INFORMATION PROVIDED:

##########

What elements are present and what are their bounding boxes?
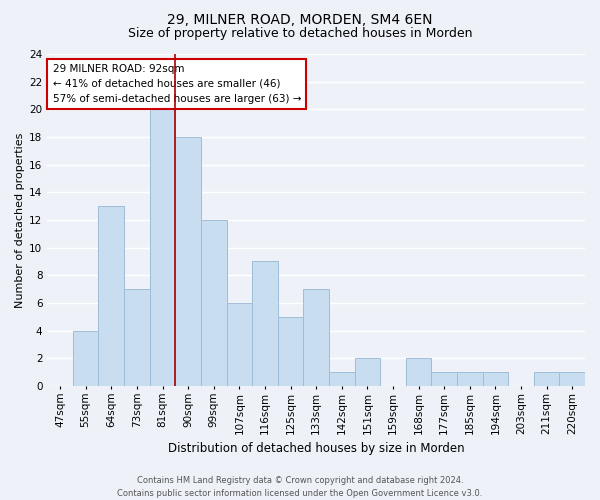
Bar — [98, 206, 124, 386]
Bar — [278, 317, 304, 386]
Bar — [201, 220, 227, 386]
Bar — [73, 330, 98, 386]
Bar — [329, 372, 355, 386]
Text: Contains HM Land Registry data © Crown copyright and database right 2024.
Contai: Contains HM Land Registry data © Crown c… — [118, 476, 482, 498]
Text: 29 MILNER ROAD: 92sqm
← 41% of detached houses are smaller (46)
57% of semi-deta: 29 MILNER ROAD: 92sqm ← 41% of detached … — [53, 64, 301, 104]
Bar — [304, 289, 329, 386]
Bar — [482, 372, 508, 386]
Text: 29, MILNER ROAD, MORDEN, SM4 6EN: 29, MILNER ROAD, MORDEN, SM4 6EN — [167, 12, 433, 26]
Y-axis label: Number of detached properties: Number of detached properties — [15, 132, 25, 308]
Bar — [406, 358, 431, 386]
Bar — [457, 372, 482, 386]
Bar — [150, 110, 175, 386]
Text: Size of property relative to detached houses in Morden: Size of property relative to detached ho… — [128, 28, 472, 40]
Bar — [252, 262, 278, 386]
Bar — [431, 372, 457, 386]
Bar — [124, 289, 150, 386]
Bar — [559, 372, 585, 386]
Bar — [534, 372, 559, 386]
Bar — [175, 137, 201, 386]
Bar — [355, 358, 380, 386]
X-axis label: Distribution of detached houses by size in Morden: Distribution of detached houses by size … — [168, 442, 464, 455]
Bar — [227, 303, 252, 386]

##########

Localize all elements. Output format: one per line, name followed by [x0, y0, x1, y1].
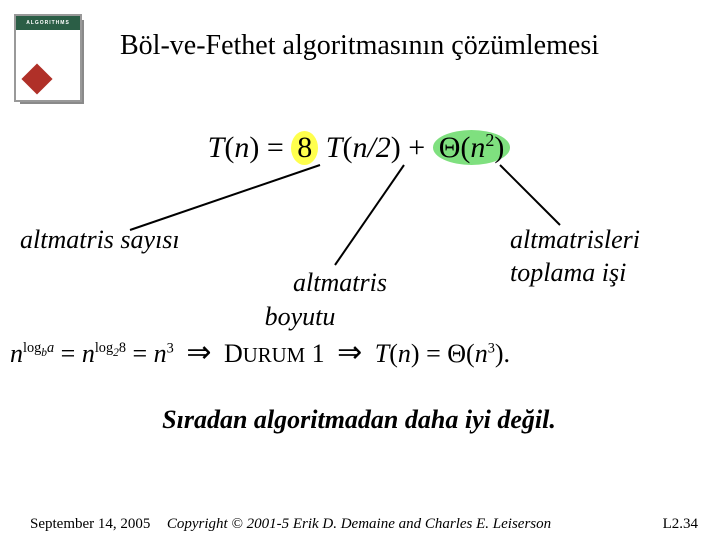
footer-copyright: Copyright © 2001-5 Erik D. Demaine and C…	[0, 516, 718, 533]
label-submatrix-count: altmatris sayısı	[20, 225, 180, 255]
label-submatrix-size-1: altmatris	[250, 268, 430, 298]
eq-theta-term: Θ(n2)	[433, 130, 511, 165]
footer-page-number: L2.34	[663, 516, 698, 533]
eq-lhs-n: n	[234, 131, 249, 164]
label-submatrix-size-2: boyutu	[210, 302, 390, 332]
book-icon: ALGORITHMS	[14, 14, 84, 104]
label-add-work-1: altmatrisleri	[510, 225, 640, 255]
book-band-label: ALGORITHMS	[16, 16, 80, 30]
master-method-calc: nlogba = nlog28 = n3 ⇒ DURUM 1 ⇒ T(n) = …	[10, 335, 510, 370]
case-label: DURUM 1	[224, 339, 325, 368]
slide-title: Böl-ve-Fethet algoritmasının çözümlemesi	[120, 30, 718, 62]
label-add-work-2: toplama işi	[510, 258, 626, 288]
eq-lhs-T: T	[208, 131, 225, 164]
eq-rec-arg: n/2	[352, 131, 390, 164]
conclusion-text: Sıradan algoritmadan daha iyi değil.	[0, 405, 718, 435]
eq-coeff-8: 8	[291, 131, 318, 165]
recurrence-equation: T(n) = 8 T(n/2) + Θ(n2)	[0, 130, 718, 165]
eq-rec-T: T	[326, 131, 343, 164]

##########

STATED PROBLEM:
Locate each line in the records above that contains the word "Land", and copy every such line in full.

EXERCISE OUTPUT:
Text: Contains HM Land Registry data © Crown copyright and database right 2024.
Contai: Contains HM Land Registry data © Crown c… — [118, 476, 482, 498]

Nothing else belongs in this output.